__WHAT YOU WILL DO__: Exactly as they stand, set down all of the records again.

*** Opening SUPPLIED INFORMATION ***

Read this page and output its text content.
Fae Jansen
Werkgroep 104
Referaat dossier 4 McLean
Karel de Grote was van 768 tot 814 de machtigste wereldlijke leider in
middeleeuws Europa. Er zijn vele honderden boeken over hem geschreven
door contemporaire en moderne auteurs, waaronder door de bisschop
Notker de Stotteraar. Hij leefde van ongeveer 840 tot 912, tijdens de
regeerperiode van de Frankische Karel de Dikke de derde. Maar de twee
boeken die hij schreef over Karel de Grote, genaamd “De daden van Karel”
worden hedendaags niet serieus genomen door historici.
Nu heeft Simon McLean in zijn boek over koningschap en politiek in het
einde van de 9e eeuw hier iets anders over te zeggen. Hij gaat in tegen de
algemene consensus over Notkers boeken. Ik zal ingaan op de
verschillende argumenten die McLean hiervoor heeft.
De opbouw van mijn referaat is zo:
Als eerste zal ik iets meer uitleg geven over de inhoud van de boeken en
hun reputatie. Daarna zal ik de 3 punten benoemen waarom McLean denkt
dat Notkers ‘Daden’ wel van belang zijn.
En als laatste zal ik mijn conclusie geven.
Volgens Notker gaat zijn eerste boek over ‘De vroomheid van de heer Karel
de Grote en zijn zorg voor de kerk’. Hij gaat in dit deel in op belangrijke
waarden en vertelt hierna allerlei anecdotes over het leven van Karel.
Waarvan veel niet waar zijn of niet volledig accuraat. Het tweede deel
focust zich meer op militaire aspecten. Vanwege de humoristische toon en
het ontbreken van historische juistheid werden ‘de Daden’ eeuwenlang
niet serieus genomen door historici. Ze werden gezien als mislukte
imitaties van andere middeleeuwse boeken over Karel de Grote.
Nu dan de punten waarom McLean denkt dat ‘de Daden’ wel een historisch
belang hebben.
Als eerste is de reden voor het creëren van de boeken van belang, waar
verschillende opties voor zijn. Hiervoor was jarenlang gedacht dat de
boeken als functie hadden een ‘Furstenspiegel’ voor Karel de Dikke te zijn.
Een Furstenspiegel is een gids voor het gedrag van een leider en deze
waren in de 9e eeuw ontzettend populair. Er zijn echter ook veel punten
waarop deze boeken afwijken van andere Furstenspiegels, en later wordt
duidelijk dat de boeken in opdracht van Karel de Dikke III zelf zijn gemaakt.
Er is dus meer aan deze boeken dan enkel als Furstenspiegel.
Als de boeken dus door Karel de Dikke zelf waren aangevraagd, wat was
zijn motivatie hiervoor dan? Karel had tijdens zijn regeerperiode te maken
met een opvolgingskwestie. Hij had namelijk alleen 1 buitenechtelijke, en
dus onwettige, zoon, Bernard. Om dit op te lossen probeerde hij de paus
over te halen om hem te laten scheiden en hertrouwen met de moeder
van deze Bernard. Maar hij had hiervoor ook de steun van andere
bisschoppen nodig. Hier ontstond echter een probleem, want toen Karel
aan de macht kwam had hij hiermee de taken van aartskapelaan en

*** Closing SUPPLIED INFORMATION ***

__REPLY__:
Read this page and output its text content.
Fae Jansen
Werkgroep 104
Referaat dossier 4 McLean
Karel de Grote was van 768 tot 814 de machtigste wereldlijke leider in
middeleeuws Europa. Er zijn vele honderden boeken over hem geschreven
door contemporaire en moderne auteurs, waaronder door de bisschop
Notker de Stotteraar. Hij leefde van ongeveer 840 tot 912, tijdens de
regeerperiode van de Frankische Karel de Dikke de derde. Maar de twee
boeken die hij schreef over Karel de Grote, genaamd “De daden van Karel”
worden hedendaags niet serieus genomen door historici.
Nu heeft Simon McLean in zijn boek over koningschap en politiek in het
einde van de 9e eeuw hier iets anders over te zeggen. Hij gaat in tegen de
algemene consensus over Notkers boeken. Ik zal ingaan op de
verschillende argumenten die McLean hiervoor heeft.
De opbouw van mijn referaat is zo:
Als eerste zal ik iets meer uitleg geven over de inhoud van de boeken en
hun reputatie. Daarna zal ik de 3 punten benoemen waarom McLean denkt
dat Notkers ‘Daden’ wel van belang zijn.
En als laatste zal ik mijn conclusie geven.
Volgens Notker gaat zijn eerste boek over ‘De vroomheid van de heer Karel
de Grote en zijn zorg voor de kerk’. Hij gaat in dit deel in op belangrijke
waarden en vertelt hierna allerlei anecdotes over het leven van Karel.
Waarvan veel niet waar zijn of niet volledig accuraat. Het tweede deel
focust zich meer op militaire aspecten. Vanwege de humoristische toon en
het ontbreken van historische juistheid werden ‘de Daden’ eeuwenlang
niet serieus genomen door historici. Ze werden gezien als mislukte
imitaties van andere middeleeuwse boeken over Karel de Grote.
Nu dan de punten waarom McLean denkt dat ‘de Daden’ wel een historisch
belang hebben.
Als eerste is de reden voor het creëren van de boeken van belang, waar
verschillende opties voor zijn. Hiervoor was jarenlang gedacht dat de
boeken als functie hadden een ‘Furstenspiegel’ voor Karel de Dikke te zijn.
Een Furstenspiegel is een gids voor het gedrag van een leider en deze
waren in de 9e eeuw ontzettend populair. Er zijn echter ook veel punten
waarop deze boeken afwijken van andere Furstenspiegels, en later wordt
duidelijk dat de boeken in opdracht van Karel de Dikke III zelf zijn gemaakt.
Er is dus meer aan deze boeken dan enkel als Furstenspiegel.
Als de boeken dus door Karel de Dikke zelf waren aangevraagd, wat was
zijn motivatie hiervoor dan? Karel had tijdens zijn regeerperiode te maken
met een opvolgingskwestie. Hij had namelijk alleen 1 buitenechtelijke, en
dus onwettige, zoon, Bernard. Om dit op te lossen probeerde hij de paus
over te halen om hem te laten scheiden en hertrouwen met de moeder
van deze Bernard. Maar hij had hiervoor ook de steun van andere
bisschoppen nodig. Hier ontstond echter een probleem, want toen Karel
aan de macht kwam had hij hiermee de taken van aartskapelaan en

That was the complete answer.